====== Given records ======
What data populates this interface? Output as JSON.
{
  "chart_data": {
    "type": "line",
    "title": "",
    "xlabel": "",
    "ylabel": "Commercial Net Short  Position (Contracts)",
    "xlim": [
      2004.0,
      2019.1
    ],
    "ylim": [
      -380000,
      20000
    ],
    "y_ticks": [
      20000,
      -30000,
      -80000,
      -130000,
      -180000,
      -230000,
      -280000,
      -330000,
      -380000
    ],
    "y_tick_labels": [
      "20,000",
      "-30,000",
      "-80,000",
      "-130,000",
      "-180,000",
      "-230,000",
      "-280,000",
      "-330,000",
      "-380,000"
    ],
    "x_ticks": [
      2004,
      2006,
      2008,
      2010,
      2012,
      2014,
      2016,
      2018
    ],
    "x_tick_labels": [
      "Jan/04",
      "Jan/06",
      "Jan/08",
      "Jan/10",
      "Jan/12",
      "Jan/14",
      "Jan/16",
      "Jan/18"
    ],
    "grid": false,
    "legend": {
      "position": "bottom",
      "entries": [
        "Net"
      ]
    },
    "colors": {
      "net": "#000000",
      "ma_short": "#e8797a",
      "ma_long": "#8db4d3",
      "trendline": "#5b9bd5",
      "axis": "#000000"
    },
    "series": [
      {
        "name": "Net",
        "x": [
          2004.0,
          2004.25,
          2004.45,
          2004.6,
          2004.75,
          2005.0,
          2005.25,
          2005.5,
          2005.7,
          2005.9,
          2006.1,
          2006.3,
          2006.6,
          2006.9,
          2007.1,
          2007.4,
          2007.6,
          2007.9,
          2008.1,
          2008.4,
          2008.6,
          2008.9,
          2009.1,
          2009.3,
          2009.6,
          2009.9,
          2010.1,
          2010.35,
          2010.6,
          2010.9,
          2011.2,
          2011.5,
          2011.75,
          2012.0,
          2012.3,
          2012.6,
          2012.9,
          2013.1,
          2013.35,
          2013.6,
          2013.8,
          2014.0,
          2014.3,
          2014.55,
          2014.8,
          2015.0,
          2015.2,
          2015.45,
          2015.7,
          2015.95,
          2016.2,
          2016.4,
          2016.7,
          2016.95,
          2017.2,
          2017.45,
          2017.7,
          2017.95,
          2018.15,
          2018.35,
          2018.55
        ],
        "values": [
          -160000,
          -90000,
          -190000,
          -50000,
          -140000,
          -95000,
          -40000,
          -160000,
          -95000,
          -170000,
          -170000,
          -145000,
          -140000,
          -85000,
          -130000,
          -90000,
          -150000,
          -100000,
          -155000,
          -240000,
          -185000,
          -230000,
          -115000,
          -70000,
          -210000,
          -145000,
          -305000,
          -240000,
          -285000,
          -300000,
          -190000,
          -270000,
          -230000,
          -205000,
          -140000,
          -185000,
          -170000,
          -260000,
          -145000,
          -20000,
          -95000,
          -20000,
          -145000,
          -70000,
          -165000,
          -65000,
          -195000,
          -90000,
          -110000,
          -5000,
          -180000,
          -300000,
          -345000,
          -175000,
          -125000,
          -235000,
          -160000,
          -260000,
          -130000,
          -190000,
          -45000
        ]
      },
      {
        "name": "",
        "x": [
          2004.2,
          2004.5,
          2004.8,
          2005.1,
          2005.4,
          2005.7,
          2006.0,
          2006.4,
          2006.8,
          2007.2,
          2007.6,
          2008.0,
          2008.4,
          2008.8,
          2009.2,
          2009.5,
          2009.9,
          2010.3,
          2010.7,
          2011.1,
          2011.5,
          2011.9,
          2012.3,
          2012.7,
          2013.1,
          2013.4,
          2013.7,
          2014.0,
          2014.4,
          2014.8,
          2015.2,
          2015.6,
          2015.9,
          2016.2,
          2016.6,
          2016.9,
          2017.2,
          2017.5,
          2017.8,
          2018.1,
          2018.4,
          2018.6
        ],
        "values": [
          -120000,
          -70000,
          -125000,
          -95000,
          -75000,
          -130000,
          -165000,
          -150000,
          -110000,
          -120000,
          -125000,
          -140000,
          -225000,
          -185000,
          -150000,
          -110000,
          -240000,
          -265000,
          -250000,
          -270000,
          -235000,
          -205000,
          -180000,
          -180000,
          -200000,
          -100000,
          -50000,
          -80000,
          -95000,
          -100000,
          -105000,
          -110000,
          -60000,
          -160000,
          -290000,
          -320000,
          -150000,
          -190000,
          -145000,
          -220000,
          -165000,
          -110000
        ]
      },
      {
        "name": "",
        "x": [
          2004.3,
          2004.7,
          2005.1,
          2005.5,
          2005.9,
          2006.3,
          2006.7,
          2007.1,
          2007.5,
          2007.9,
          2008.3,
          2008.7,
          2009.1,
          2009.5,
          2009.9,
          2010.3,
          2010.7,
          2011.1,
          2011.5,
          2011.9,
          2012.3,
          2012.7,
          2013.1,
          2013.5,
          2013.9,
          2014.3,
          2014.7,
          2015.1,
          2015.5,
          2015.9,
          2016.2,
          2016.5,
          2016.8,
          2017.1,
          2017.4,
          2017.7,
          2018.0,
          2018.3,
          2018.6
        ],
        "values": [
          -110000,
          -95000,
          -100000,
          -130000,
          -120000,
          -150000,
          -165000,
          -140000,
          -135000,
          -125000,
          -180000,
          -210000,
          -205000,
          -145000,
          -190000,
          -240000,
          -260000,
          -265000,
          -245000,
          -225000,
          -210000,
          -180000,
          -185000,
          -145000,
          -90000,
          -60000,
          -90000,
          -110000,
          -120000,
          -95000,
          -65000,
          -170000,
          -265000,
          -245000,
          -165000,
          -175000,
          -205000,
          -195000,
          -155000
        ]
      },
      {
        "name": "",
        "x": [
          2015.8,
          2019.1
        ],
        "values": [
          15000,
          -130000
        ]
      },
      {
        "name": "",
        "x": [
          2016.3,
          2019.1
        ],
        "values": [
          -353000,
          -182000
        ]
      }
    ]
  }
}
======
Reproduce every record, matching each line exactly.

# Reply:
What data populates this interface? Output as JSON.
{
  "chart_data": {
    "type": "line",
    "title": "",
    "xlabel": "",
    "ylabel": "Commercial Net Short  Position (Contracts)",
    "xlim": [
      2004.0,
      2019.1
    ],
    "ylim": [
      -380000,
      20000
    ],
    "y_ticks": [
      20000,
      -30000,
      -80000,
      -130000,
      -180000,
      -230000,
      -280000,
      -330000,
      -380000
    ],
    "y_tick_labels": [
      "20,000",
      "-30,000",
      "-80,000",
      "-130,000",
      "-180,000",
      "-230,000",
      "-280,000",
      "-330,000",
      "-380,000"
    ],
    "x_ticks": [
      2004,
      2006,
      2008,
      2010,
      2012,
      2014,
      2016,
      2018
    ],
    "x_tick_labels": [
      "Jan/04",
      "Jan/06",
      "Jan/08",
      "Jan/10",
      "Jan/12",
      "Jan/14",
      "Jan/16",
      "Jan/18"
    ],
    "grid": false,
    "legend": {
      "position": "bottom",
      "entries": [
        "Net"
      ]
    },
    "colors": {
      "net": "#000000",
      "ma_short": "#e8797a",
      "ma_long": "#8db4d3",
      "trendline": "#5b9bd5",
      "axis": "#000000"
    },
    "series": [
      {
        "name": "Net",
        "x": [
          2004.0,
          2004.25,
          2004.45,
          2004.6,
          2004.75,
          2005.0,
          2005.25,
          2005.5,
          2005.7,
          2005.9,
          2006.1,
          2006.3,
          2006.6,
          2006.9,
          2007.1,
          2007.4,
          2007.6,
          2007.9,
          2008.1,
          2008.4,
          2008.6,
          2008.9,
          2009.1,
          2009.3,
          2009.6,
          2009.9,
          2010.1,
          2010.35,
          2010.6,
          2010.9,
          2011.2,
          2011.5,
          2011.75,
          2012.0,
          2012.3,
          2012.6,
          2012.9,
          2013.1,
          2013.35,
          2013.6,
          2013.8,
          2014.0,
          2014.3,
          2014.55,
          2014.8,
          2015.0,
          2015.2,
          2015.45,
          2015.7,
          2015.95,
          2016.2,
          2016.4,
          2016.7,
          2016.95,
          2017.2,
          2017.45,
          2017.7,
          2017.95,
          2018.15,
          2018.35,
          2018.55
        ],
        "values": [
          -160000,
          -90000,
          -190000,
          -50000,
          -140000,
          -95000,
          -40000,
          -160000,
          -95000,
          -170000,
          -170000,
          -145000,
          -140000,
          -85000,
          -130000,
          -90000,
          -150000,
          -100000,
          -155000,
          -240000,
          -185000,
          -230000,
          -115000,
          -70000,
          -210000,
          -145000,
          -305000,
          -240000,
          -285000,
          -300000,
          -190000,
          -270000,
          -230000,
          -205000,
          -140000,
          -185000,
          -170000,
          -260000,
          -145000,
          -20000,
          -95000,
          -20000,
          -145000,
          -70000,
          -165000,
          -65000,
          -195000,
          -90000,
          -110000,
          -5000,
          -180000,
          -300000,
          -345000,
          -175000,
          -125000,
          -235000,
          -160000,
          -260000,
          -130000,
          -190000,
          -45000
        ]
      },
      {
        "name": "",
        "x": [
          2004.2,
          2004.5,
          2004.8,
          2005.1,
          2005.4,
          2005.7,
          2006.0,
          2006.4,
          2006.8,
          2007.2,
          2007.6,
          2008.0,
          2008.4,
          2008.8,
          2009.2,
          2009.5,
          2009.9,
          2010.3,
          2010.7,
          2011.1,
          2011.5,
          2011.9,
          2012.3,
          2012.7,
          2013.1,
          2013.4,
          2013.7,
          2014.0,
          2014.4,
          2014.8,
          2015.2,
          2015.6,
          2015.9,
          2016.2,
          2016.6,
          2016.9,
          2017.2,
          2017.5,
          2017.8,
          2018.1,
          2018.4,
          2018.6
        ],
        "values": [
          -120000,
          -70000,
          -125000,
          -95000,
          -75000,
          -130000,
          -165000,
          -150000,
          -110000,
          -120000,
          -125000,
          -140000,
          -225000,
          -185000,
          -150000,
          -110000,
          -240000,
          -265000,
          -250000,
          -270000,
          -235000,
          -205000,
          -180000,
          -180000,
          -200000,
          -100000,
          -50000,
          -80000,
          -95000,
          -100000,
          -105000,
          -110000,
          -60000,
          -160000,
          -290000,
          -320000,
          -150000,
          -190000,
          -145000,
          -220000,
          -165000,
          -110000
        ]
      },
      {
        "name": "",
        "x": [
          2004.3,
          2004.7,
          2005.1,
          2005.5,
          2005.9,
          2006.3,
          2006.7,
          2007.1,
          2007.5,
          2007.9,
          2008.3,
          2008.7,
          2009.1,
          2009.5,
          2009.9,
          2010.3,
          2010.7,
          2011.1,
          2011.5,
          2011.9,
          2012.3,
          2012.7,
          2013.1,
          2013.5,
          2013.9,
          2014.3,
          2014.7,
          2015.1,
          2015.5,
          2015.9,
          2016.2,
          2016.5,
          2016.8,
          2017.1,
          2017.4,
          2017.7,
          2018.0,
          2018.3,
          2018.6
        ],
        "values": [
          -110000,
          -95000,
          -100000,
          -130000,
          -120000,
          -150000,
          -165000,
          -140000,
          -135000,
          -125000,
          -180000,
          -210000,
          -205000,
          -145000,
          -190000,
          -240000,
          -260000,
          -265000,
          -245000,
          -225000,
          -210000,
          -180000,
          -185000,
          -145000,
          -90000,
          -60000,
          -90000,
          -110000,
          -120000,
          -95000,
          -65000,
          -170000,
          -265000,
          -245000,
          -165000,
          -175000,
          -205000,
          -195000,
          -155000
        ]
      },
      {
        "name": "",
        "x": [
          2015.8,
          2019.1
        ],
        "values": [
          15000,
          -130000
        ]
      },
      {
        "name": "",
        "x": [
          2016.3,
          2019.1
        ],
        "values": [
          -353000,
          -182000
        ]
      }
    ]
  }
}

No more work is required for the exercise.